### [WHAT THE TASK REQUIRES]
Write out every record below exactly as it appears.
━━ RECORDS SHOWN ━━
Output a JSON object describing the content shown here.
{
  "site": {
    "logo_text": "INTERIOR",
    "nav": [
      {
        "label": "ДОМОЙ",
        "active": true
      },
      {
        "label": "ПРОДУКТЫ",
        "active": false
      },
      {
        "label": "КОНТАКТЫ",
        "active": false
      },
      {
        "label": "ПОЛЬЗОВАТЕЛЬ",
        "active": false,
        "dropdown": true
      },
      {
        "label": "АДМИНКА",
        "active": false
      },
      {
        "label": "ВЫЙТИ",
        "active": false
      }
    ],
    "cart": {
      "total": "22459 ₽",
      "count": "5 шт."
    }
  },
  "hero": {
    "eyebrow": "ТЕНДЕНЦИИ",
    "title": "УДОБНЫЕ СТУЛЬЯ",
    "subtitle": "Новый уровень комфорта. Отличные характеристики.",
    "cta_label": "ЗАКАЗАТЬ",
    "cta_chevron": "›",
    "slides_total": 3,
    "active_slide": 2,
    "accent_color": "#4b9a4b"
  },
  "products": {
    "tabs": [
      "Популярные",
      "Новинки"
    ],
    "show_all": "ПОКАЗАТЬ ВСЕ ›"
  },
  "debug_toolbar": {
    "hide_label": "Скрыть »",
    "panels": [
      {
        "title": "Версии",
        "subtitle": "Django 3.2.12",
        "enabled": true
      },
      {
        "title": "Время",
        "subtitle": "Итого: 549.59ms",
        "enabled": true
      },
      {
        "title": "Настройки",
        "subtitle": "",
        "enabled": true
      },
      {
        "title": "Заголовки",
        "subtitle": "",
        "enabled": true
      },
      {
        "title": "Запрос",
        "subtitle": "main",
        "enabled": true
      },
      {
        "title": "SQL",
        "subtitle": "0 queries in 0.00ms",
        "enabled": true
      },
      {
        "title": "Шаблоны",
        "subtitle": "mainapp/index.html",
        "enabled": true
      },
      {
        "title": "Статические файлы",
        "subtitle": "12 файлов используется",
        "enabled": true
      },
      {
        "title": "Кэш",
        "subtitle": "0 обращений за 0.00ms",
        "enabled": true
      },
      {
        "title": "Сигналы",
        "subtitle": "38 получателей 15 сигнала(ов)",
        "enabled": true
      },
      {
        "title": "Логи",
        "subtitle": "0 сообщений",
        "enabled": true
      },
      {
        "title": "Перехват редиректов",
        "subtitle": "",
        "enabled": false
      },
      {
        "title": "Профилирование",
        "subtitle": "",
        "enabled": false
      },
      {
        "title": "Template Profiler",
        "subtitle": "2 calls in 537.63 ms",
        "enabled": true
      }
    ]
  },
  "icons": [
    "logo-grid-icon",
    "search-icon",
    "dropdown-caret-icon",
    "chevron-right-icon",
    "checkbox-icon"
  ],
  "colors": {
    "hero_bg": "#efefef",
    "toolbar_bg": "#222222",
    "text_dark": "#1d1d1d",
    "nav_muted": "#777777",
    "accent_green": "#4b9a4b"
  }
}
━━━
### [ANSWER]
Output a JSON object describing the content shown here.
{
  "site": {
    "logo_text": "INTERIOR",
    "nav": [
      {
        "label": "ДОМОЙ",
        "active": true
      },
      {
        "label": "ПРОДУКТЫ",
        "active": false
      },
      {
        "label": "КОНТАКТЫ",
        "active": false
      },
      {
        "label": "ПОЛЬЗОВАТЕЛЬ",
        "active": false,
        "dropdown": true
      },
      {
        "label": "АДМИНКА",
        "active": false
      },
      {
        "label": "ВЫЙТИ",
        "active": false
      }
    ],
    "cart": {
      "total": "22459 ₽",
      "count": "5 шт."
    }
  },
  "hero": {
    "eyebrow": "ТЕНДЕНЦИИ",
    "title": "УДОБНЫЕ СТУЛЬЯ",
    "subtitle": "Новый уровень комфорта. Отличные характеристики.",
    "cta_label": "ЗАКАЗАТЬ",
    "cta_chevron": "›",
    "slides_total": 3,
    "active_slide": 2,
    "accent_color": "#4b9a4b"
  },
  "products": {
    "tabs": [
      "Популярные",
      "Новинки"
    ],
    "show_all": "ПОКАЗАТЬ ВСЕ ›"
  },
  "debug_toolbar": {
    "hide_label": "Скрыть »",
    "panels": [
      {
        "title": "Версии",
        "subtitle": "Django 3.2.12",
        "enabled": true
      },
      {
        "title": "Время",
        "subtitle": "Итого: 549.59ms",
        "enabled": true
      },
      {
        "title": "Настройки",
        "subtitle": "",
        "enabled": true
      },
      {
        "title": "Заголовки",
        "subtitle": "",
        "enabled": true
      },
      {
        "title": "Запрос",
        "subtitle": "main",
        "enabled": true
      },
      {
        "title": "SQL",
        "subtitle": "0 queries in 0.00ms",
        "enabled": true
      },
      {
        "title": "Шаблоны",
        "subtitle": "mainapp/index.html",
        "enabled": true
      },
      {
        "title": "Статические файлы",
        "subtitle": "12 файлов используется",
        "enabled": true
      },
      {
        "title": "Кэш",
        "subtitle": "0 обращений за 0.00ms",
        "enabled": true
      },
      {
        "title": "Сигналы",
        "subtitle": "38 получателей 15 сигнала(ов)",
        "enabled": true
      },
      {
        "title": "Логи",
        "subtitle": "0 сообщений",
        "enabled": true
      },
      {
        "title": "Перехват редиректов",
        "subtitle": "",
        "enabled": false
      },
      {
        "title": "Профилирование",
        "subtitle": "",
        "enabled": false
      },
      {
        "title": "Template Profiler",
        "subtitle": "2 calls in 537.63 ms",
        "enabled": true
      }
    ]
  },
  "icons": [
    "logo-grid-icon",
    "search-icon",
    "dropdown-caret-icon",
    "chevron-right-icon",
    "checkbox-icon"
  ],
  "colors": {
    "hero_bg": "#efefef",
    "toolbar_bg": "#222222",
    "text_dark": "#1d1d1d",
    "nav_muted": "#777777",
    "accent_green": "#4b9a4b"
  }
}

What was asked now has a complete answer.